**Task instructions**: Print all entries precisely as they are written.

**Record excerpts**:
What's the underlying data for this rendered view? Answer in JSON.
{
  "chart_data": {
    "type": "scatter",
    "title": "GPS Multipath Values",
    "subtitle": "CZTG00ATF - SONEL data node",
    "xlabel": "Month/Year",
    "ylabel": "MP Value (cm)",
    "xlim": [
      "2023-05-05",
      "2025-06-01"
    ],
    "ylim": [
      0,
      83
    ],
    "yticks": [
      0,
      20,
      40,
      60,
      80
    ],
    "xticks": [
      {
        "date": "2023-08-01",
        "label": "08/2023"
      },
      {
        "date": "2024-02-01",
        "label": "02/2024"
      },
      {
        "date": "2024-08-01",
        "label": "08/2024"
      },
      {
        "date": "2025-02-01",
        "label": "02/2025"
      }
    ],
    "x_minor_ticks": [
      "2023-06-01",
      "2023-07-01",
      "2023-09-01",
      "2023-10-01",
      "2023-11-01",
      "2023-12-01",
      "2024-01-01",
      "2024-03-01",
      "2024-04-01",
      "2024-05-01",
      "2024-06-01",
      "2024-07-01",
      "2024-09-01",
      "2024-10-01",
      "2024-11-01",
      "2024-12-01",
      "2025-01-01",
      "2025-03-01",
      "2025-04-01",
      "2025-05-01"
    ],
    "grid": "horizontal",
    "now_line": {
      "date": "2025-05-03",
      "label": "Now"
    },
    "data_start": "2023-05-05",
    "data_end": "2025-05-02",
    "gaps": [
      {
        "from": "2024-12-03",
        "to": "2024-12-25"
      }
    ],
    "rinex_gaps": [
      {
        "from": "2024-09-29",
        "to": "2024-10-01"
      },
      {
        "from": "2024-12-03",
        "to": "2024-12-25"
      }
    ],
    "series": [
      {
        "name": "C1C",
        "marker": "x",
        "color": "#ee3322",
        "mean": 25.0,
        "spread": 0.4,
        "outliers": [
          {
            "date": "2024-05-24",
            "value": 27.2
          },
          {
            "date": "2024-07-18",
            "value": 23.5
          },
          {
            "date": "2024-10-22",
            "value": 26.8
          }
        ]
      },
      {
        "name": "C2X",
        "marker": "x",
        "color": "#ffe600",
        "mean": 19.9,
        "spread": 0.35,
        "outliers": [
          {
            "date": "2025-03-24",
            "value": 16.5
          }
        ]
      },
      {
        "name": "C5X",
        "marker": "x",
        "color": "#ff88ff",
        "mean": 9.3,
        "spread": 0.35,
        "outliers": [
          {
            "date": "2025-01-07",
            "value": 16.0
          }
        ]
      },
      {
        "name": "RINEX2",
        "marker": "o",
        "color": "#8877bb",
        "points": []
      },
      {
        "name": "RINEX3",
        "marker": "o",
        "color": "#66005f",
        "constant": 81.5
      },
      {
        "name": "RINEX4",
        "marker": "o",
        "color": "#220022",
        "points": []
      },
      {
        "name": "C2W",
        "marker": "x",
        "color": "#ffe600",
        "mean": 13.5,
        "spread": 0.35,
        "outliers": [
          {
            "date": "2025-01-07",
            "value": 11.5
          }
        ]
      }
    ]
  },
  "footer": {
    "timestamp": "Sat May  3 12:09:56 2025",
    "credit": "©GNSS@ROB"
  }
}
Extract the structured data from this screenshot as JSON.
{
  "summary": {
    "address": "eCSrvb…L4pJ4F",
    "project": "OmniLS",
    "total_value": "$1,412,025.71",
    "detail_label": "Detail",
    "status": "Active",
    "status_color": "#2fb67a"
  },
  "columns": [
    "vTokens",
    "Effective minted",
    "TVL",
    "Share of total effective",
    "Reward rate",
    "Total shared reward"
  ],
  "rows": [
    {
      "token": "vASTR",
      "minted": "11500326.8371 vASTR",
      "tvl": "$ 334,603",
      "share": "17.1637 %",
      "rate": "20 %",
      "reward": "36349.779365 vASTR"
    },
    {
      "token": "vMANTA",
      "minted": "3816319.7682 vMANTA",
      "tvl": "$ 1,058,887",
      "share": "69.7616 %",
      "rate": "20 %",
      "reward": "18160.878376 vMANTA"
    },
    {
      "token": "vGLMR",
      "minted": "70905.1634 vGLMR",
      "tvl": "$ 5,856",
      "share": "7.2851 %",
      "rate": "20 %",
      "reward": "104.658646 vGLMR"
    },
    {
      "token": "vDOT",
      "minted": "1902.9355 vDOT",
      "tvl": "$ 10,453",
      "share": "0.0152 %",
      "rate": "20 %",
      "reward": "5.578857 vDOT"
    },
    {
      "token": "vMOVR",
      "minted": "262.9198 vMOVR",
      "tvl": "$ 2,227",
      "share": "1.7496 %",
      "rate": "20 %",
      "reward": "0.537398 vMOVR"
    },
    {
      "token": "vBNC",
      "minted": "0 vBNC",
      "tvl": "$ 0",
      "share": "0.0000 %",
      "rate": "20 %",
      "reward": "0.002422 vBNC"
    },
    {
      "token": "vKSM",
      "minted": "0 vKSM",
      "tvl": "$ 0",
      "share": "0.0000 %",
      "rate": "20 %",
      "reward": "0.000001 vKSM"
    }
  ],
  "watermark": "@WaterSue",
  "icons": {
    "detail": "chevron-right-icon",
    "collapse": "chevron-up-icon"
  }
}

**Written answer**:
What's the underlying data for this rendered view? Answer in JSON.
{
  "chart_data": {
    "type": "scatter",
    "title": "GPS Multipath Values",
    "subtitle": "CZTG00ATF - SONEL data node",
    "xlabel": "Month/Year",
    "ylabel": "MP Value (cm)",
    "xlim": [
      "2023-05-05",
      "2025-06-01"
    ],
    "ylim": [
      0,
      83
    ],
    "yticks": [
      0,
      20,
      40,
      60,
      80
    ],
    "xticks": [
      {
        "date": "2023-08-01",
        "label": "08/2023"
      },
      {
        "date": "2024-02-01",
        "label": "02/2024"
      },
      {
        "date": "2024-08-01",
        "label": "08/2024"
      },
      {
        "date": "2025-02-01",
        "label": "02/2025"
      }
    ],
    "x_minor_ticks": [
      "2023-06-01",
      "2023-07-01",
      "2023-09-01",
      "2023-10-01",
      "2023-11-01",
      "2023-12-01",
      "2024-01-01",
      "2024-03-01",
      "2024-04-01",
      "2024-05-01",
      "2024-06-01",
      "2024-07-01",
      "2024-09-01",
      "2024-10-01",
      "2024-11-01",
      "2024-12-01",
      "2025-01-01",
      "2025-03-01",
      "2025-04-01",
      "2025-05-01"
    ],
    "grid": "horizontal",
    "now_line": {
      "date": "2025-05-03",
      "label": "Now"
    },
    "data_start": "2023-05-05",
    "data_end": "2025-05-02",
    "gaps": [
      {
        "from": "2024-12-03",
        "to": "2024-12-25"
      }
    ],
    "rinex_gaps": [
      {
        "from": "2024-09-29",
        "to": "2024-10-01"
      },
      {
        "from": "2024-12-03",
        "to": "2024-12-25"
      }
    ],
    "series": [
      {
        "name": "C1C",
        "marker": "x",
        "color": "#ee3322",
        "mean": 25.0,
        "spread": 0.4,
        "outliers": [
          {
            "date": "2024-05-24",
            "value": 27.2
          },
          {
            "date": "2024-07-18",
            "value": 23.5
          },
          {
            "date": "2024-10-22",
            "value": 26.8
          }
        ]
      },
      {
        "name": "C2X",
        "marker": "x",
        "color": "#ffe600",
        "mean": 19.9,
        "spread": 0.35,
        "outliers": [
          {
            "date": "2025-03-24",
            "value": 16.5
          }
        ]
      },
      {
        "name": "C5X",
        "marker": "x",
        "color": "#ff88ff",
        "mean": 9.3,
        "spread": 0.35,
        "outliers": [
          {
            "date": "2025-01-07",
            "value": 16.0
          }
        ]
      },
      {
        "name": "RINEX2",
        "marker": "o",
        "color": "#8877bb",
        "points": []
      },
      {
        "name": "RINEX3",
        "marker": "o",
        "color": "#66005f",
        "constant": 81.5
      },
      {
        "name": "RINEX4",
        "marker": "o",
        "color": "#220022",
        "points": []
      },
      {
        "name": "C2W",
        "marker": "x",
        "color": "#ffe600",
        "mean": 13.5,
        "spread": 0.35,
        "outliers": [
          {
            "date": "2025-01-07",
            "value": 11.5
          }
        ]
      }
    ]
  },
  "footer": {
    "timestamp": "Sat May  3 12:09:56 2025",
    "credit": "©GNSS@ROB"
  }
}
Extract the structured data from this screenshot as JSON.
{
  "summary": {
    "address": "eCSrvb…L4pJ4F",
    "project": "OmniLS",
    "total_value": "$1,412,025.71",
    "detail_label": "Detail",
    "status": "Active",
    "status_color": "#2fb67a"
  },
  "columns": [
    "vTokens",
    "Effective minted",
    "TVL",
    "Share of total effective",
    "Reward rate",
    "Total shared reward"
  ],
  "rows": [
    {
      "token": "vASTR",
      "minted": "11500326.8371 vASTR",
      "tvl": "$ 334,603",
      "share": "17.1637 %",
      "rate": "20 %",
      "reward": "36349.779365 vASTR"
    },
    {
      "token": "vMANTA",
      "minted": "3816319.7682 vMANTA",
      "tvl": "$ 1,058,887",
      "share": "69.7616 %",
      "rate": "20 %",
      "reward": "18160.878376 vMANTA"
    },
    {
      "token": "vGLMR",
      "minted": "70905.1634 vGLMR",
      "tvl": "$ 5,856",
      "share": "7.2851 %",
      "rate": "20 %",
      "reward": "104.658646 vGLMR"
    },
    {
      "token": "vDOT",
      "minted": "1902.9355 vDOT",
      "tvl": "$ 10,453",
      "share": "0.0152 %",
      "rate": "20 %",
      "reward": "5.578857 vDOT"
    },
    {
      "token": "vMOVR",
      "minted": "262.9198 vMOVR",
      "tvl": "$ 2,227",
      "share": "1.7496 %",
      "rate": "20 %",
      "reward": "0.537398 vMOVR"
    },
    {
      "token": "vBNC",
      "minted": "0 vBNC",
      "tvl": "$ 0",
      "share": "0.0000 %",
      "rate": "20 %",
      "reward": "0.002422 vBNC"
    },
    {
      "token": "vKSM",
      "minted": "0 vKSM",
      "tvl": "$ 0",
      "share": "0.0000 %",
      "rate": "20 %",
      "reward": "0.000001 vKSM"
    }
  ],
  "watermark": "@WaterSue",
  "icons": {
    "detail": "chevron-right-icon",
    "collapse": "chevron-up-icon"
  }
}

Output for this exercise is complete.